• Record excerpts:
:::

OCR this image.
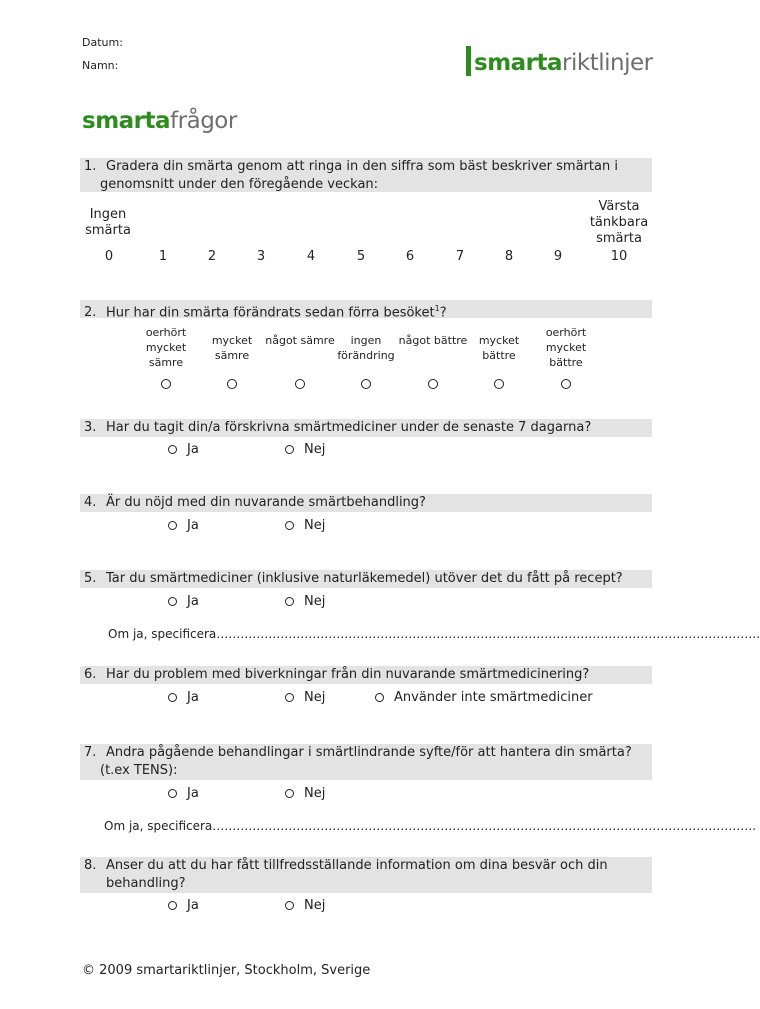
Datum:
Namn:	smarta riktlinjer
smartafrågor
1. Gradera din smärta genom att ringa in den siffra som bäst beskriver smärtan i
genomsnitt under den föregående veckan:
Ingen smärta
Värsta tänkbara smärta
0	1	2	3	4	5	6	7	8	9	10
2. Hur har din smärta förändrats sedan förra besöket$^1$?
oerhört mycket sämre
mycket sämre
något sämre	ingen förändring
något bättre	mycket bättre
oerhört mycket bättre
3. Har du tagit din/a förskrivna smärtmediciner under de senaste 7 dagarna?
Ja	Nej
4. Är du nöjd med din nuvarande smärtbehandling?
Ja	Nej
5. Tar du smärtmediciner (inklusive naturläkemedel) utöver det du fått på recept?
Ja	Nej
Om ja, specificera……………………………………………………………………………………………………………………….
6. Har du problem med biverkningar från din nuvarande smärtmedicinering?
Ja	Nej	Använder inte smärtmediciner
7. Andra pågående behandlingar i smärtlindrande syfte/för att hantera din smärta?
(t.ex TENS):
Ja	Nej
Om ja, specificera……………………………………………………………………………………………………………………….
8. Anser du att du har fått tillfredsställande information om dina besvär och din
behandling?
Ja	Nej
© 2009 smartariktlinjer, Stockholm, Sverige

:::

• Problem to solve: Set the entire listing down again, exact in every line, without any pictures.

• Answer space:
OCR this image.
Datum:
Namn:	smarta riktlinjer
smartafrågor
1. Gradera din smärta genom att ringa in den siffra som bäst beskriver smärtan i
genomsnitt under den föregående veckan:
Ingen smärta
Värsta tänkbara smärta
0	1	2	3	4	5	6	7	8	9	10
2. Hur har din smärta förändrats sedan förra besöket$^1$?
oerhört mycket sämre
mycket sämre
något sämre	ingen förändring
något bättre	mycket bättre
oerhört mycket bättre
3. Har du tagit din/a förskrivna smärtmediciner under de senaste 7 dagarna?
Ja	Nej
4. Är du nöjd med din nuvarande smärtbehandling?
Ja	Nej
5. Tar du smärtmediciner (inklusive naturläkemedel) utöver det du fått på recept?
Ja	Nej
Om ja, specificera……………………………………………………………………………………………………………………….
6. Har du problem med biverkningar från din nuvarande smärtmedicinering?
Ja	Nej	Använder inte smärtmediciner
7. Andra pågående behandlingar i smärtlindrande syfte/för att hantera din smärta?
(t.ex TENS):
Ja	Nej
Om ja, specificera……………………………………………………………………………………………………………………….
8. Anser du att du har fått tillfredsställande information om dina besvär och din
behandling?
Ja	Nej
© 2009 smartariktlinjer, Stockholm, Sverige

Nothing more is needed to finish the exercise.